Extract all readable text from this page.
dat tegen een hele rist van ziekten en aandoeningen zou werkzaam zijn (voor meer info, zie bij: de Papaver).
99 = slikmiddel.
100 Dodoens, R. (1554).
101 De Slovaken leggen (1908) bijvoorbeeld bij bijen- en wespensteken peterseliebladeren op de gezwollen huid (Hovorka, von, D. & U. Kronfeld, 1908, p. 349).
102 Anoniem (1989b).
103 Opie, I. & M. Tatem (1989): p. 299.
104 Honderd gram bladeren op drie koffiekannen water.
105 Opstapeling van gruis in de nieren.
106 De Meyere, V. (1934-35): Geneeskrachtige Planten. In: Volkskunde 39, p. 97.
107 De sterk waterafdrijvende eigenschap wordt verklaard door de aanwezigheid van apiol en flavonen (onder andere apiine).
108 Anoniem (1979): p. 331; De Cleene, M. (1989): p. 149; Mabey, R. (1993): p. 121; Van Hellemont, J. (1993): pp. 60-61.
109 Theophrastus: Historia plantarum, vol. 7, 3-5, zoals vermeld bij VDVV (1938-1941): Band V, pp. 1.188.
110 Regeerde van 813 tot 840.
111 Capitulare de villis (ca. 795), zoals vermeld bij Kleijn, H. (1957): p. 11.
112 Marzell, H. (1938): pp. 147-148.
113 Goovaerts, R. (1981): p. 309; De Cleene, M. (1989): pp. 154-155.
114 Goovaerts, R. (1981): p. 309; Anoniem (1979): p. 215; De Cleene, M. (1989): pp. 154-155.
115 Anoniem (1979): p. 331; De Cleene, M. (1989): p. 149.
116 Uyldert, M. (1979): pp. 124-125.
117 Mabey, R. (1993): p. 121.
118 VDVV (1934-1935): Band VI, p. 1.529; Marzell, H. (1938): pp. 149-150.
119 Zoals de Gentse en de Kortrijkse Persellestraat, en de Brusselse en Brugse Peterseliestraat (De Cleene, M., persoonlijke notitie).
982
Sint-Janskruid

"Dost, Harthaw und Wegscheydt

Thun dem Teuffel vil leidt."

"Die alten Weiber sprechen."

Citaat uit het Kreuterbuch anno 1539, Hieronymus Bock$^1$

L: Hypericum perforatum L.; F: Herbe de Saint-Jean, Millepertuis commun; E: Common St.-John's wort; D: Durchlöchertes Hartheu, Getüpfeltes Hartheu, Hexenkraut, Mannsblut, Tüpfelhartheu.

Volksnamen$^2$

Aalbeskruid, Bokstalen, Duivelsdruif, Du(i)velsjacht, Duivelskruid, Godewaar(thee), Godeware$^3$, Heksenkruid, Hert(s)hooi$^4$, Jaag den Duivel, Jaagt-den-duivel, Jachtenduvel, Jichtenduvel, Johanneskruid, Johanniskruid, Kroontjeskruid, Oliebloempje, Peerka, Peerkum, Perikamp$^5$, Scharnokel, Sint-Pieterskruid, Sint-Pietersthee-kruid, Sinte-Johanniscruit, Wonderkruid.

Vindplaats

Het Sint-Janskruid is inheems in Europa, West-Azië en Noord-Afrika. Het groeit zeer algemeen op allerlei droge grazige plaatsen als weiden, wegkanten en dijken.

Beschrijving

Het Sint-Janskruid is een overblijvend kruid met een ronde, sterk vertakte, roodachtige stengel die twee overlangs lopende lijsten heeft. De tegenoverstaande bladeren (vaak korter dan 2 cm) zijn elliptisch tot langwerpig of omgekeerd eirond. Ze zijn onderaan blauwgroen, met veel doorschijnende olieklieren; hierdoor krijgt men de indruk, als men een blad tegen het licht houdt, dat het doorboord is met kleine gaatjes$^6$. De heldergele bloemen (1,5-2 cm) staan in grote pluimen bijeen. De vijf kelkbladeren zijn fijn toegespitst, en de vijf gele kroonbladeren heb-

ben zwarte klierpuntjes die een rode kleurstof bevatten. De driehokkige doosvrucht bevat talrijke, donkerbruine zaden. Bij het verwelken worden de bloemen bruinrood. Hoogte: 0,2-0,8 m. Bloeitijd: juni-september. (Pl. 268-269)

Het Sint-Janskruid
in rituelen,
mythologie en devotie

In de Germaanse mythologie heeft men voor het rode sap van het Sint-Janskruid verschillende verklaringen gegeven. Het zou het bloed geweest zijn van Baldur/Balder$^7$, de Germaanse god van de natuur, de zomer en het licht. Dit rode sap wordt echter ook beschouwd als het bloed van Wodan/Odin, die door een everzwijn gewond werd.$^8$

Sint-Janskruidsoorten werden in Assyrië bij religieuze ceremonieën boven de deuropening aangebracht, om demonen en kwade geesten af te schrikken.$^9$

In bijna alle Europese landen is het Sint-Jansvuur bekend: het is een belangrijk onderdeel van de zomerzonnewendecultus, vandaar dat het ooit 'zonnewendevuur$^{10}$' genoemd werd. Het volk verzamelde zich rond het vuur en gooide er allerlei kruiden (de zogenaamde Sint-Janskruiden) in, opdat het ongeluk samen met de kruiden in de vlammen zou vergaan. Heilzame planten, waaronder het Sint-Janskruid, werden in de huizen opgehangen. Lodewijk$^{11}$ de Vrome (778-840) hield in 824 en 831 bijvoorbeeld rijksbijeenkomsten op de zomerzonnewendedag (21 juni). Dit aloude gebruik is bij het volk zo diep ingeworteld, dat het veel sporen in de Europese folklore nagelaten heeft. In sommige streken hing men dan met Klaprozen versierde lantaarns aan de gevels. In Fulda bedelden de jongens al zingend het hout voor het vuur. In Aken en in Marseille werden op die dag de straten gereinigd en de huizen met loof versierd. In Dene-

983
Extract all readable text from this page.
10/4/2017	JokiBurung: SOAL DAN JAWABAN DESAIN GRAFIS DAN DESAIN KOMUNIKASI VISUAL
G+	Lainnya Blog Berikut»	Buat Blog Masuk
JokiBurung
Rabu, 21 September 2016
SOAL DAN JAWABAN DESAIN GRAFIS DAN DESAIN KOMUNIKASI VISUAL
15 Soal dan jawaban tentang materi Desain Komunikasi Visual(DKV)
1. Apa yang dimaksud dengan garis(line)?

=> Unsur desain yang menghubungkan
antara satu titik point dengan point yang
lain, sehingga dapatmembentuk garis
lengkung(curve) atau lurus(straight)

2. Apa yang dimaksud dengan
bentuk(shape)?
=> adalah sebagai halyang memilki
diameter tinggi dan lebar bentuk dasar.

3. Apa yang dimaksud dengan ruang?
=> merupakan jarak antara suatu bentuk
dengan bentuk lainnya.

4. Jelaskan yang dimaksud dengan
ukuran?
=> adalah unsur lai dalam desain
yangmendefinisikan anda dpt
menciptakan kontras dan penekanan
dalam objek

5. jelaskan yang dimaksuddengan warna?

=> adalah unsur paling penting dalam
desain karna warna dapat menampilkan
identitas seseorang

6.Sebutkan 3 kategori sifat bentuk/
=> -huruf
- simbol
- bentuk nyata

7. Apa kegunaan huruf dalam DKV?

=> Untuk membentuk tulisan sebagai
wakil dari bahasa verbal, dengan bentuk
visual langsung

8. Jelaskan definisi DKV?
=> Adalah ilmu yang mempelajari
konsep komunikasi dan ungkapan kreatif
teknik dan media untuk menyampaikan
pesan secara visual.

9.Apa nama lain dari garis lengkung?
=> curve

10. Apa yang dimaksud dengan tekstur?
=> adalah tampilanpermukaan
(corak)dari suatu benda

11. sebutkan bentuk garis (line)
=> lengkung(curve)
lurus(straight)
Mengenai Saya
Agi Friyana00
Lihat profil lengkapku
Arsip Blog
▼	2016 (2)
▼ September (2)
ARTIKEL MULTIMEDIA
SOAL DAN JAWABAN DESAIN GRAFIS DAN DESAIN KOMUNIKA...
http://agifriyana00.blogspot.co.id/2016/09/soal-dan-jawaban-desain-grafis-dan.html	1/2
========
§ **Objective**
Keep only those lines of the records that hold "garis", and return them.

§ **Written answer**
1. Apa yang dimaksud dengan garis(line)?
lain, sehingga dapatmembentuk garis
9.Apa nama lain dari garis lengkung?
11. sebutkan bentuk garis (line)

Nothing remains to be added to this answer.